/---

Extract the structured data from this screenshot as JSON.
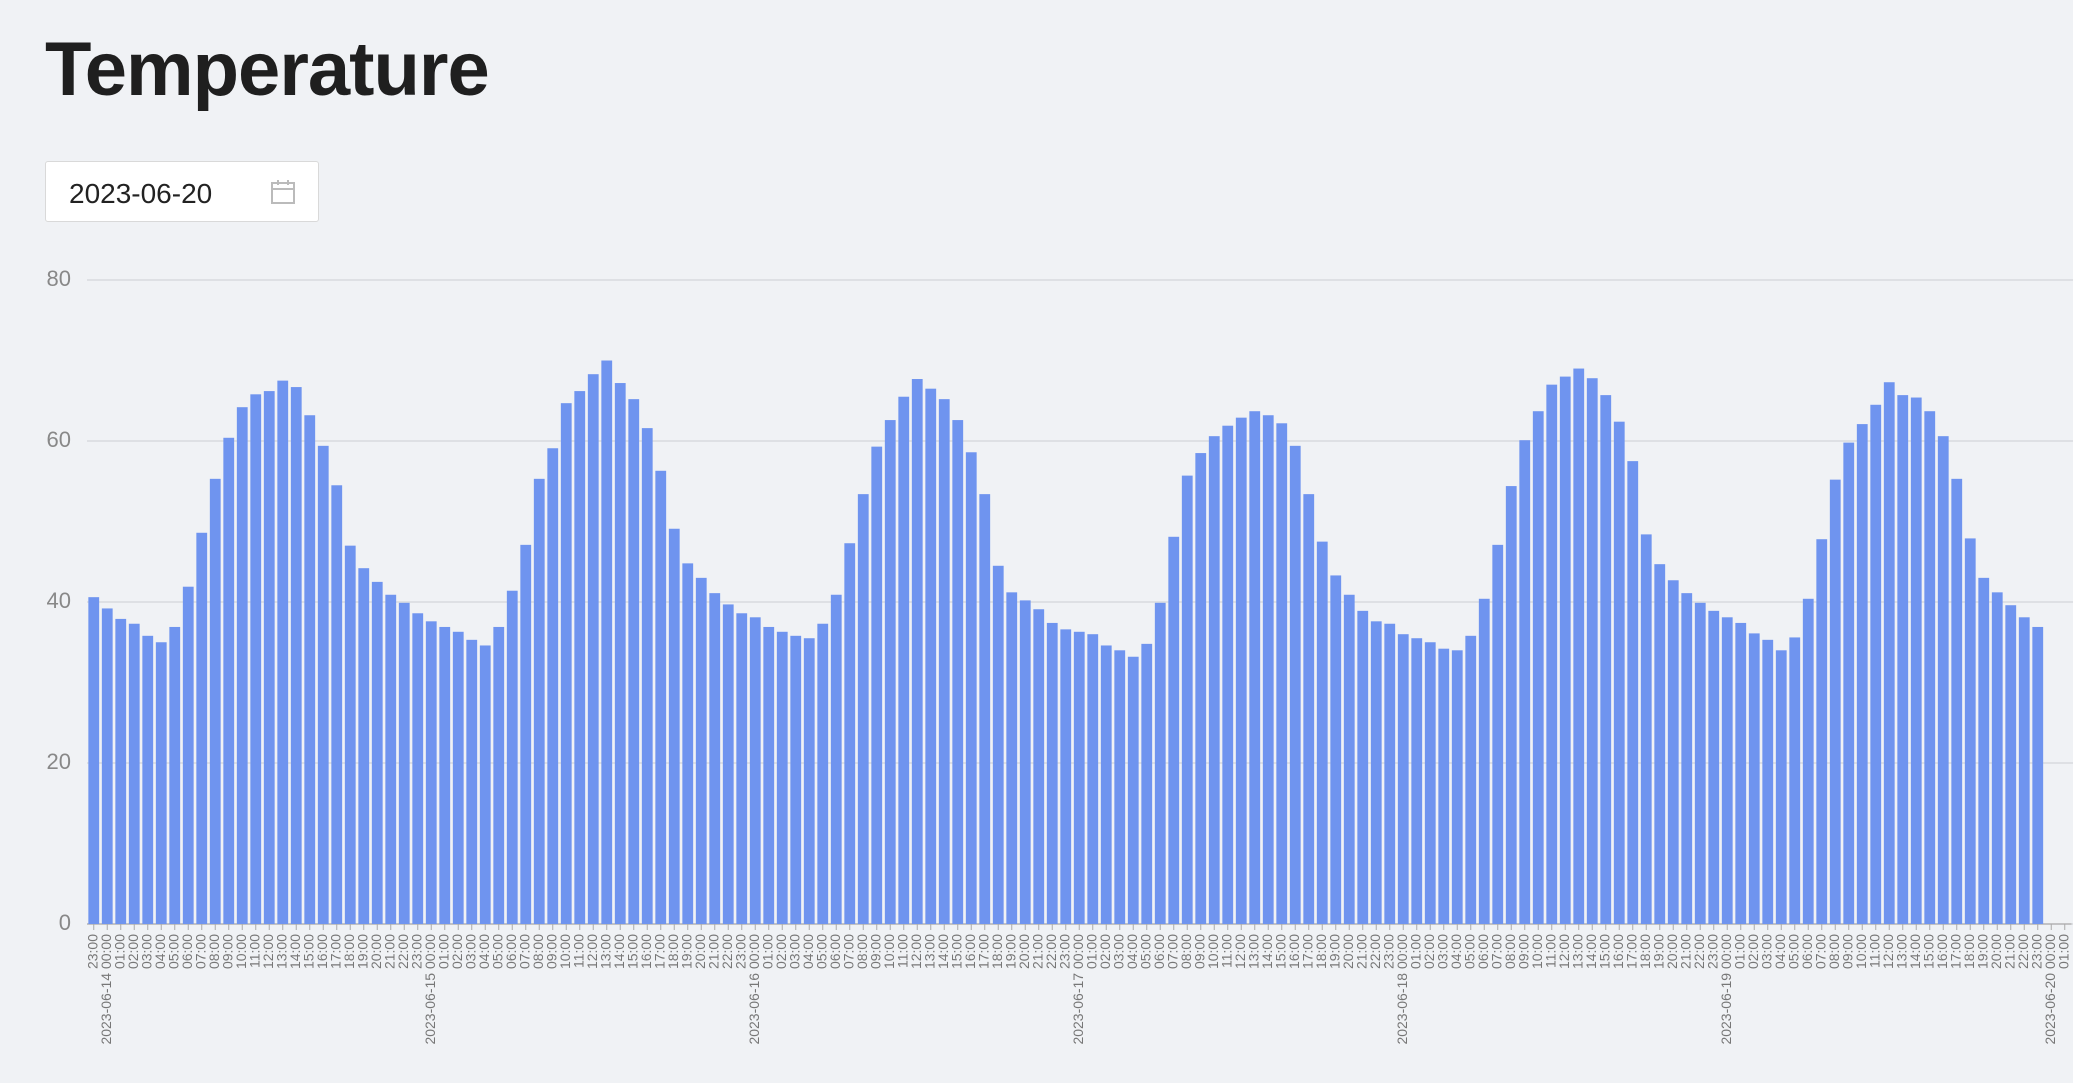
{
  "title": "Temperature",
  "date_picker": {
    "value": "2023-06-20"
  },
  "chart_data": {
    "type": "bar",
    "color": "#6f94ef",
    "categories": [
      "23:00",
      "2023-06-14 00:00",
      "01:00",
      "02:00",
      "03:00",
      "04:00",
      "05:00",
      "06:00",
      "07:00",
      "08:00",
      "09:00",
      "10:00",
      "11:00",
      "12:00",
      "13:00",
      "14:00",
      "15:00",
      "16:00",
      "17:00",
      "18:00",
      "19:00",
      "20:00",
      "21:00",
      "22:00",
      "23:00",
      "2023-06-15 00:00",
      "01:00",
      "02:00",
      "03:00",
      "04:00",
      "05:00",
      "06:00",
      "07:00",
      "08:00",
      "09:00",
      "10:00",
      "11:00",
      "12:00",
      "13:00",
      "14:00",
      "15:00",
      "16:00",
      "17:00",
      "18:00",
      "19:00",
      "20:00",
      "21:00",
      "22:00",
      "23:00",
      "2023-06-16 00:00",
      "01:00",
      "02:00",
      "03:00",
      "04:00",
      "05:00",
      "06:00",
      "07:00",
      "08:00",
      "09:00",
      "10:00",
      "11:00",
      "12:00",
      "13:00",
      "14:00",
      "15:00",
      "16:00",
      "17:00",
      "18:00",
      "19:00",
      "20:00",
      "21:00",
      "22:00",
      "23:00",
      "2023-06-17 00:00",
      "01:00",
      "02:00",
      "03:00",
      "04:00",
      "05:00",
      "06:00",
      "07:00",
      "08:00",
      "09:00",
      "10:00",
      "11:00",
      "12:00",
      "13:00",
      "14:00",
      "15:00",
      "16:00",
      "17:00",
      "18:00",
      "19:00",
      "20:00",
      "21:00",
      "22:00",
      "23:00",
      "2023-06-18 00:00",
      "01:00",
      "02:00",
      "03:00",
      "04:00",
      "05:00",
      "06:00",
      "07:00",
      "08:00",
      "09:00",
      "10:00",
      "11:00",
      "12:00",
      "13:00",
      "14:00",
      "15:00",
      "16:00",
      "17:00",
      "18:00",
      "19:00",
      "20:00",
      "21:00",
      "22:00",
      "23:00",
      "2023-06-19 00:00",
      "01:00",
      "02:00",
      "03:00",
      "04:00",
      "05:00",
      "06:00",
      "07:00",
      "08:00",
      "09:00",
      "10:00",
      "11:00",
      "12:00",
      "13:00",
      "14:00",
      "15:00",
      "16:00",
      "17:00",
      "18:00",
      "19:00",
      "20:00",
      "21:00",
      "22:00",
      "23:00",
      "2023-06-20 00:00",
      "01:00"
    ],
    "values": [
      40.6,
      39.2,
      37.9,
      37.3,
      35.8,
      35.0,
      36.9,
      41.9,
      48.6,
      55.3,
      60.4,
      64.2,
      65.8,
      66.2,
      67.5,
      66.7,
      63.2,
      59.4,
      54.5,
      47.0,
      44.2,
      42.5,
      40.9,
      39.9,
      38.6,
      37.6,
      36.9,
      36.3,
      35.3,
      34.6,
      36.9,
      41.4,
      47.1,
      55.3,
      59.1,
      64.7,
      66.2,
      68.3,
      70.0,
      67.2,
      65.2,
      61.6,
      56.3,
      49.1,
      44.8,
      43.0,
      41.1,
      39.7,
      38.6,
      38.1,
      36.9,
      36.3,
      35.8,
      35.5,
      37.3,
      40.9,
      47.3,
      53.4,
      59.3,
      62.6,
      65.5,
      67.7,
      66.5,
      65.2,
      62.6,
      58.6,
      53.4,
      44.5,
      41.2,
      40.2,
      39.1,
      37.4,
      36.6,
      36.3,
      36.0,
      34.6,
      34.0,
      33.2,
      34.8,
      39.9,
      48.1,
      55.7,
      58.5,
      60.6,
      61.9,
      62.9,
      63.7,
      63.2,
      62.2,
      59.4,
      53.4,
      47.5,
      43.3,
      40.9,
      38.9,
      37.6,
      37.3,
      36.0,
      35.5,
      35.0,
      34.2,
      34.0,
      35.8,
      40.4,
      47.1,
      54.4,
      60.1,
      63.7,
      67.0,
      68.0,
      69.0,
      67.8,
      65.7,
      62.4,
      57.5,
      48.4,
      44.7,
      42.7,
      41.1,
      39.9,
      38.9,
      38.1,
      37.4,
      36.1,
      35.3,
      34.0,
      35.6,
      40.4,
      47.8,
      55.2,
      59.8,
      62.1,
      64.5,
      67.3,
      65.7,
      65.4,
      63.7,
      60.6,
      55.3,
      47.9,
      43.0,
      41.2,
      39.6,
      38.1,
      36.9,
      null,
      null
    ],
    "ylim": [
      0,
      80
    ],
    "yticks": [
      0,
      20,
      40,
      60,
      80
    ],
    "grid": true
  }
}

\---

## YOUR INSTRUCTIONS
Each entry above should be reproduced exactly, with the pictures removed.

## WRITTEN SOLUTION
Extract the structured data from this screenshot as JSON.
{
  "title": "Temperature",
  "date_picker": {
    "value": "2023-06-20"
  },
  "chart_data": {
    "type": "bar",
    "color": "#6f94ef",
    "categories": [
      "23:00",
      "2023-06-14 00:00",
      "01:00",
      "02:00",
      "03:00",
      "04:00",
      "05:00",
      "06:00",
      "07:00",
      "08:00",
      "09:00",
      "10:00",
      "11:00",
      "12:00",
      "13:00",
      "14:00",
      "15:00",
      "16:00",
      "17:00",
      "18:00",
      "19:00",
      "20:00",
      "21:00",
      "22:00",
      "23:00",
      "2023-06-15 00:00",
      "01:00",
      "02:00",
      "03:00",
      "04:00",
      "05:00",
      "06:00",
      "07:00",
      "08:00",
      "09:00",
      "10:00",
      "11:00",
      "12:00",
      "13:00",
      "14:00",
      "15:00",
      "16:00",
      "17:00",
      "18:00",
      "19:00",
      "20:00",
      "21:00",
      "22:00",
      "23:00",
      "2023-06-16 00:00",
      "01:00",
      "02:00",
      "03:00",
      "04:00",
      "05:00",
      "06:00",
      "07:00",
      "08:00",
      "09:00",
      "10:00",
      "11:00",
      "12:00",
      "13:00",
      "14:00",
      "15:00",
      "16:00",
      "17:00",
      "18:00",
      "19:00",
      "20:00",
      "21:00",
      "22:00",
      "23:00",
      "2023-06-17 00:00",
      "01:00",
      "02:00",
      "03:00",
      "04:00",
      "05:00",
      "06:00",
      "07:00",
      "08:00",
      "09:00",
      "10:00",
      "11:00",
      "12:00",
      "13:00",
      "14:00",
      "15:00",
      "16:00",
      "17:00",
      "18:00",
      "19:00",
      "20:00",
      "21:00",
      "22:00",
      "23:00",
      "2023-06-18 00:00",
      "01:00",
      "02:00",
      "03:00",
      "04:00",
      "05:00",
      "06:00",
      "07:00",
      "08:00",
      "09:00",
      "10:00",
      "11:00",
      "12:00",
      "13:00",
      "14:00",
      "15:00",
      "16:00",
      "17:00",
      "18:00",
      "19:00",
      "20:00",
      "21:00",
      "22:00",
      "23:00",
      "2023-06-19 00:00",
      "01:00",
      "02:00",
      "03:00",
      "04:00",
      "05:00",
      "06:00",
      "07:00",
      "08:00",
      "09:00",
      "10:00",
      "11:00",
      "12:00",
      "13:00",
      "14:00",
      "15:00",
      "16:00",
      "17:00",
      "18:00",
      "19:00",
      "20:00",
      "21:00",
      "22:00",
      "23:00",
      "2023-06-20 00:00",
      "01:00"
    ],
    "values": [
      40.6,
      39.2,
      37.9,
      37.3,
      35.8,
      35.0,
      36.9,
      41.9,
      48.6,
      55.3,
      60.4,
      64.2,
      65.8,
      66.2,
      67.5,
      66.7,
      63.2,
      59.4,
      54.5,
      47.0,
      44.2,
      42.5,
      40.9,
      39.9,
      38.6,
      37.6,
      36.9,
      36.3,
      35.3,
      34.6,
      36.9,
      41.4,
      47.1,
      55.3,
      59.1,
      64.7,
      66.2,
      68.3,
      70.0,
      67.2,
      65.2,
      61.6,
      56.3,
      49.1,
      44.8,
      43.0,
      41.1,
      39.7,
      38.6,
      38.1,
      36.9,
      36.3,
      35.8,
      35.5,
      37.3,
      40.9,
      47.3,
      53.4,
      59.3,
      62.6,
      65.5,
      67.7,
      66.5,
      65.2,
      62.6,
      58.6,
      53.4,
      44.5,
      41.2,
      40.2,
      39.1,
      37.4,
      36.6,
      36.3,
      36.0,
      34.6,
      34.0,
      33.2,
      34.8,
      39.9,
      48.1,
      55.7,
      58.5,
      60.6,
      61.9,
      62.9,
      63.7,
      63.2,
      62.2,
      59.4,
      53.4,
      47.5,
      43.3,
      40.9,
      38.9,
      37.6,
      37.3,
      36.0,
      35.5,
      35.0,
      34.2,
      34.0,
      35.8,
      40.4,
      47.1,
      54.4,
      60.1,
      63.7,
      67.0,
      68.0,
      69.0,
      67.8,
      65.7,
      62.4,
      57.5,
      48.4,
      44.7,
      42.7,
      41.1,
      39.9,
      38.9,
      38.1,
      37.4,
      36.1,
      35.3,
      34.0,
      35.6,
      40.4,
      47.8,
      55.2,
      59.8,
      62.1,
      64.5,
      67.3,
      65.7,
      65.4,
      63.7,
      60.6,
      55.3,
      47.9,
      43.0,
      41.2,
      39.6,
      38.1,
      36.9,
      null,
      null
    ],
    "ylim": [
      0,
      80
    ],
    "yticks": [
      0,
      20,
      40,
      60,
      80
    ],
    "grid": true
  }
}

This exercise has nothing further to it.